Problem details:
Your answer should be one number: the count of lines in these entries that hold the word "Australia".
# Task data start
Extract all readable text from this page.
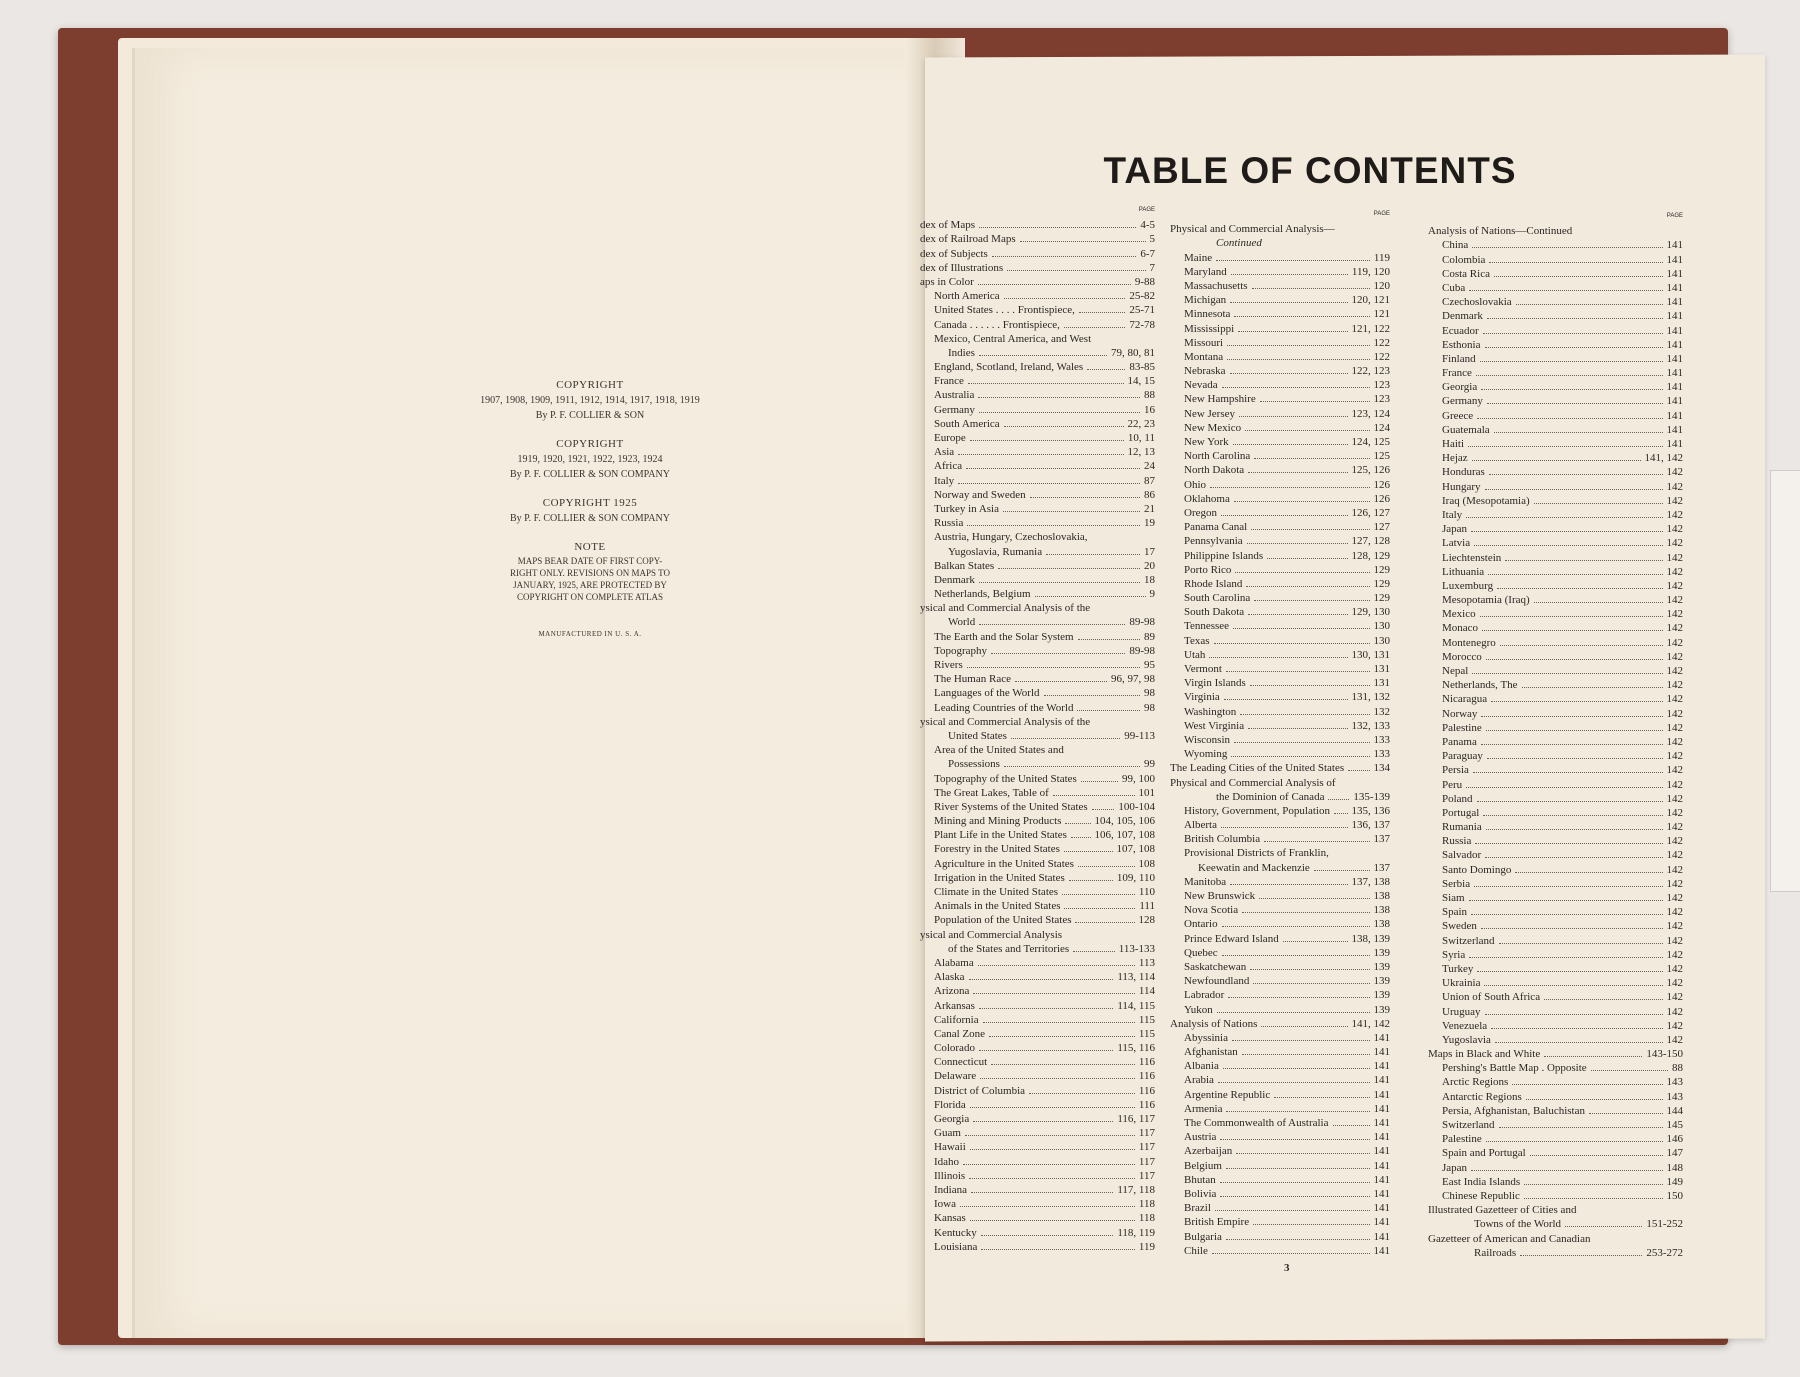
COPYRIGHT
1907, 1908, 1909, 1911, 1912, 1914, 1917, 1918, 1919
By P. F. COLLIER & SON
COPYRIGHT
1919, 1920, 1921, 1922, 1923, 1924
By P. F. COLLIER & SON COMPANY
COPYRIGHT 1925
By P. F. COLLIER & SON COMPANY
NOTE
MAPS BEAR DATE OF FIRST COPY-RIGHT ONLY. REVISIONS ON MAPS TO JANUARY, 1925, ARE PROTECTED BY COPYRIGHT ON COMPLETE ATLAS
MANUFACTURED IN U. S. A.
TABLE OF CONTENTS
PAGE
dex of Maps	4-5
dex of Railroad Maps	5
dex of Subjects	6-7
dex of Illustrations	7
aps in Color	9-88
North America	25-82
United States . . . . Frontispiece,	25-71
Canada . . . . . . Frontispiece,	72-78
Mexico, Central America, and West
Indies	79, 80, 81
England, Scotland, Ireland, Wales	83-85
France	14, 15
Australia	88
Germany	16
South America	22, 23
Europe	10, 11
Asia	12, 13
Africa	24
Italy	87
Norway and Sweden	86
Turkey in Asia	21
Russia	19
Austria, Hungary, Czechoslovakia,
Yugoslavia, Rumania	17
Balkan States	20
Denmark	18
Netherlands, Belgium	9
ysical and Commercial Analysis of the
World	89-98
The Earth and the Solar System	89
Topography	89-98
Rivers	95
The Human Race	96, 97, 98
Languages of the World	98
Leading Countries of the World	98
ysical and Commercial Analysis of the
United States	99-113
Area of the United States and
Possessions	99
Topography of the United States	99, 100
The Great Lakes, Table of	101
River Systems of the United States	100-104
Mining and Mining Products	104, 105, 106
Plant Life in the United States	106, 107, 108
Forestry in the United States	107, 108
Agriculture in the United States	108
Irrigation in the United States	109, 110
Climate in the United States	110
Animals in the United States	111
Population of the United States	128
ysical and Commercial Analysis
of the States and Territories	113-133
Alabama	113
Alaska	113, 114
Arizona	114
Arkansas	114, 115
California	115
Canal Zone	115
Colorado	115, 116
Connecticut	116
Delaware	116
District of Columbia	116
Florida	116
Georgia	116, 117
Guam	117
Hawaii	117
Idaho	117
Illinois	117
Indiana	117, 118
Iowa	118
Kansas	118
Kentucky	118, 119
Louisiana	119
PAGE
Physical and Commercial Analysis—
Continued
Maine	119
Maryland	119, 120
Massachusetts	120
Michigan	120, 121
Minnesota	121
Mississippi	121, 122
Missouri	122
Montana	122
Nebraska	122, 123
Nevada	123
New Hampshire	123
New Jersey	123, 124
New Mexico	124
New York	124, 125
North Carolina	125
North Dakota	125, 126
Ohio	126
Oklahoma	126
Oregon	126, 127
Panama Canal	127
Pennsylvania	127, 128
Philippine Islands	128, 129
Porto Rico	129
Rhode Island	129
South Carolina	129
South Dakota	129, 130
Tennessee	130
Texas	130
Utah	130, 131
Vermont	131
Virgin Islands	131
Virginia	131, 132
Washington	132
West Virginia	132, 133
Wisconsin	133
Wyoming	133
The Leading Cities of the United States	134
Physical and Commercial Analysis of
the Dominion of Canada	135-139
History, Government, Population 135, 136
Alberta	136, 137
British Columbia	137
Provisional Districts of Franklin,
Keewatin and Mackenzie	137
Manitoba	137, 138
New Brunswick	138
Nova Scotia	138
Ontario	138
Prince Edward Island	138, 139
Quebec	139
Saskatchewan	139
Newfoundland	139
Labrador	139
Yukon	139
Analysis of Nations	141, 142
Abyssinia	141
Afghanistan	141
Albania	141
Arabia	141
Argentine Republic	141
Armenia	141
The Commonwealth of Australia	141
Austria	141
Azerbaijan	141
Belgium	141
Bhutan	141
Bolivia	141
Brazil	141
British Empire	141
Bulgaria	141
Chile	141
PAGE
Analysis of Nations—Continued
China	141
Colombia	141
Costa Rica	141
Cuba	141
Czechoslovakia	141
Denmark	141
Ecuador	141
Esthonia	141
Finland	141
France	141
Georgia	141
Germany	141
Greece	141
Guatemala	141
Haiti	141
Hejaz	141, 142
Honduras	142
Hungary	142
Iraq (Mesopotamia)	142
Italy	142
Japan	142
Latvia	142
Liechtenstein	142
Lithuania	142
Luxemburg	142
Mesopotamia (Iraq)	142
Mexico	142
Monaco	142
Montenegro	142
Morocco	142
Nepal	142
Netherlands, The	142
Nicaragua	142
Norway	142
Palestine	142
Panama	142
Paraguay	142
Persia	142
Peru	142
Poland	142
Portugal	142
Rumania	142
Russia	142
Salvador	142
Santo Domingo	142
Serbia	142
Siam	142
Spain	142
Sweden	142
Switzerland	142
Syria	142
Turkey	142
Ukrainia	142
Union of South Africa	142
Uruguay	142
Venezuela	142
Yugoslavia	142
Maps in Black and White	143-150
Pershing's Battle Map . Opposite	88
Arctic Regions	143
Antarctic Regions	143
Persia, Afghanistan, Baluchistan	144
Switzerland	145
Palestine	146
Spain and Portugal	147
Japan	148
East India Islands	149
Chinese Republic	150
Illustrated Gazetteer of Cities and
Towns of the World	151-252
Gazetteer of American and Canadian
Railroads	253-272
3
# Task data end
# Task data start
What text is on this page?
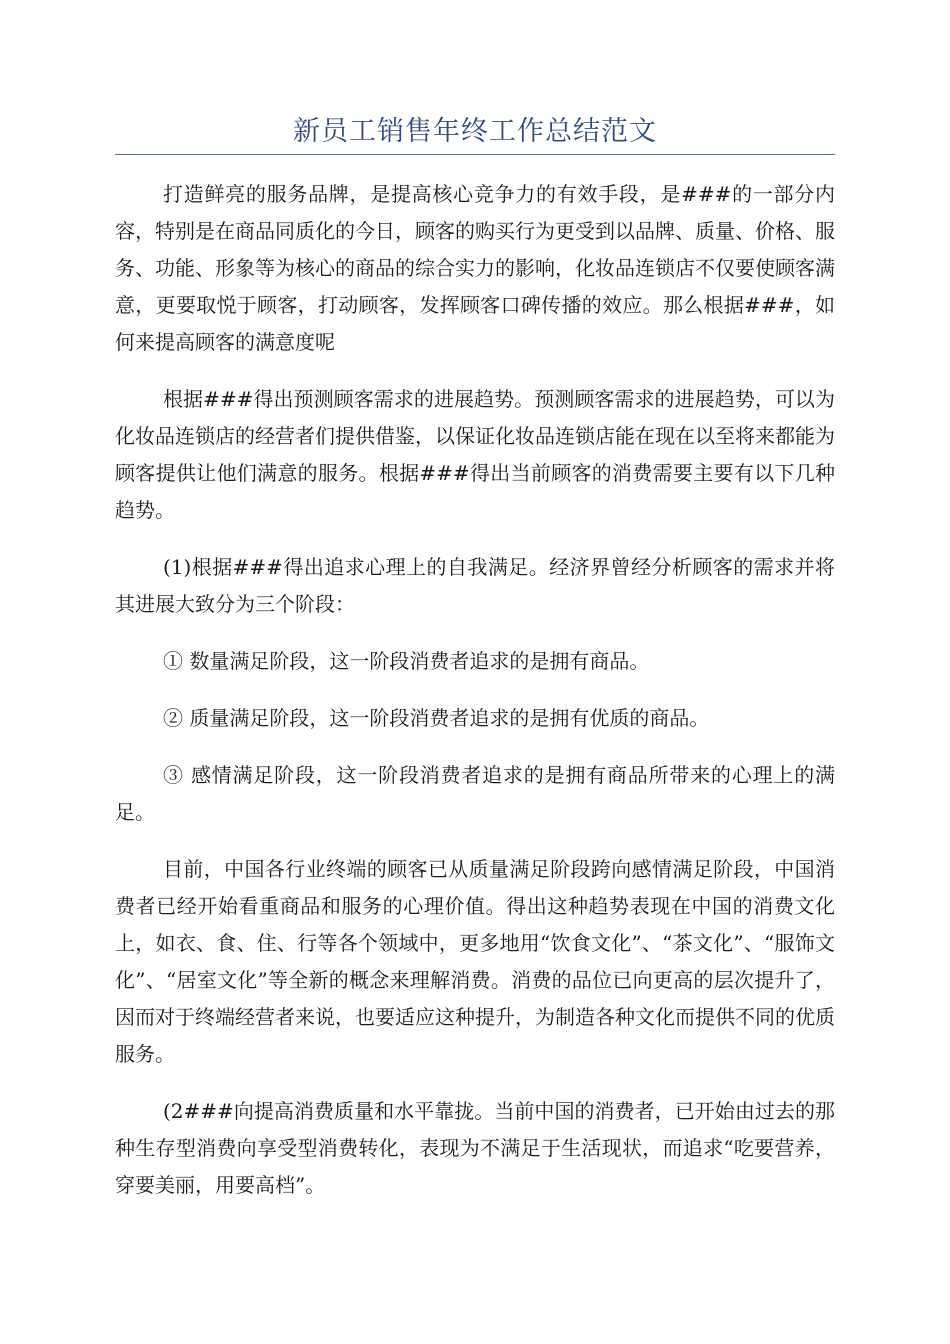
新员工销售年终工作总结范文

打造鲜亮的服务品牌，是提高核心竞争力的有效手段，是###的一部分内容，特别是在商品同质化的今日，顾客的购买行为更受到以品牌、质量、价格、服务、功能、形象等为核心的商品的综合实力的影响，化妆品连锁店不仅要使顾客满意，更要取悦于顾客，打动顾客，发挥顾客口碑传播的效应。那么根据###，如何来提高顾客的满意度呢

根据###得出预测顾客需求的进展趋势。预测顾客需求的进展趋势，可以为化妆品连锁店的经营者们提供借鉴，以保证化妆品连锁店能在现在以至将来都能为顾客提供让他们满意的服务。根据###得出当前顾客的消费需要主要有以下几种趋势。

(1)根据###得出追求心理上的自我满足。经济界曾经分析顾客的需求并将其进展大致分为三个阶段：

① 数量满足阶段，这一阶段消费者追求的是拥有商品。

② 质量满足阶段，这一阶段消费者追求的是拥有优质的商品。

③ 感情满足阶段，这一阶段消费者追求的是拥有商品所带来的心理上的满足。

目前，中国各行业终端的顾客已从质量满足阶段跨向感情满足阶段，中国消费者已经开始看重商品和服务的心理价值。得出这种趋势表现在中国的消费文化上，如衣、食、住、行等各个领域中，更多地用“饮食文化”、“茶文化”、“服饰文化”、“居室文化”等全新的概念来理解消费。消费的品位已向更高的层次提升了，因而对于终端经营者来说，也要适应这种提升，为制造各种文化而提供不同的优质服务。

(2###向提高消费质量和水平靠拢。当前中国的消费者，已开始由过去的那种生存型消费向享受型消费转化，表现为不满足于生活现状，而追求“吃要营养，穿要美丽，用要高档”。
# Task data end
# Task data start
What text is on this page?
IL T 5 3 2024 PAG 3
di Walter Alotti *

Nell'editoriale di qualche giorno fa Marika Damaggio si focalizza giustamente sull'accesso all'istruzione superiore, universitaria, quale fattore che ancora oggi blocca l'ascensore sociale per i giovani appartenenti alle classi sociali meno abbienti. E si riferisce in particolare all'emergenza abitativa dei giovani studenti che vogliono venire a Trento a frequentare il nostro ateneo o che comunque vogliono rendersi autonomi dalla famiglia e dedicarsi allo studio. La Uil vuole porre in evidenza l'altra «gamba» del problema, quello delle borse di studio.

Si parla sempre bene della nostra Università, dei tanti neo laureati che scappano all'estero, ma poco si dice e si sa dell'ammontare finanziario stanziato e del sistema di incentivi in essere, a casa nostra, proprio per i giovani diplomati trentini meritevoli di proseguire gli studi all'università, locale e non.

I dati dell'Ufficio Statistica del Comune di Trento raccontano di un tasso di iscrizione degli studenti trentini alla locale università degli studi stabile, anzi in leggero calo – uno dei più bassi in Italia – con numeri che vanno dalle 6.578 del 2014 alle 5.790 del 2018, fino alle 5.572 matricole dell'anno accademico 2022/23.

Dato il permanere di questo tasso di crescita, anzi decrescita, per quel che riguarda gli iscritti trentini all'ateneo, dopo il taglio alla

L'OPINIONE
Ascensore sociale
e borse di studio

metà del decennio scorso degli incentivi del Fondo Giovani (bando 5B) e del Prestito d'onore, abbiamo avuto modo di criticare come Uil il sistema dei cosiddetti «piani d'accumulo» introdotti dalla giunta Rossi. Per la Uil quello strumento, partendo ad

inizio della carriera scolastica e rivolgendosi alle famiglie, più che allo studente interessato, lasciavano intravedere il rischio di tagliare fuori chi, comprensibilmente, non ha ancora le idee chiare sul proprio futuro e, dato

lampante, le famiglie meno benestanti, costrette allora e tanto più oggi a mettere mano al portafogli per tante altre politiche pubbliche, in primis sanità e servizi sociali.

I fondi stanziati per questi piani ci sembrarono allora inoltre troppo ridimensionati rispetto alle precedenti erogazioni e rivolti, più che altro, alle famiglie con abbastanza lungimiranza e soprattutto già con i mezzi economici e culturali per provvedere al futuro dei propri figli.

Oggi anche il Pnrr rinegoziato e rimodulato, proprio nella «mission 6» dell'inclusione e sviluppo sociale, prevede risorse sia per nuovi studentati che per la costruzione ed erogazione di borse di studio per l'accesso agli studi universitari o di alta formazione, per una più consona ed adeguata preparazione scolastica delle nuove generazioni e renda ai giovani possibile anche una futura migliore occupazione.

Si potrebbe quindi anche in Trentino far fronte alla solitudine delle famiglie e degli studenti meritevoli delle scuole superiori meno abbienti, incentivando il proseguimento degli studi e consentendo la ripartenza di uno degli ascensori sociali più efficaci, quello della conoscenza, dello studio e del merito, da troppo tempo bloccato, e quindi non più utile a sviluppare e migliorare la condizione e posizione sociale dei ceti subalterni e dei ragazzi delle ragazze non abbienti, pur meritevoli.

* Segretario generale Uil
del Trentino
# Task data end
The response:
2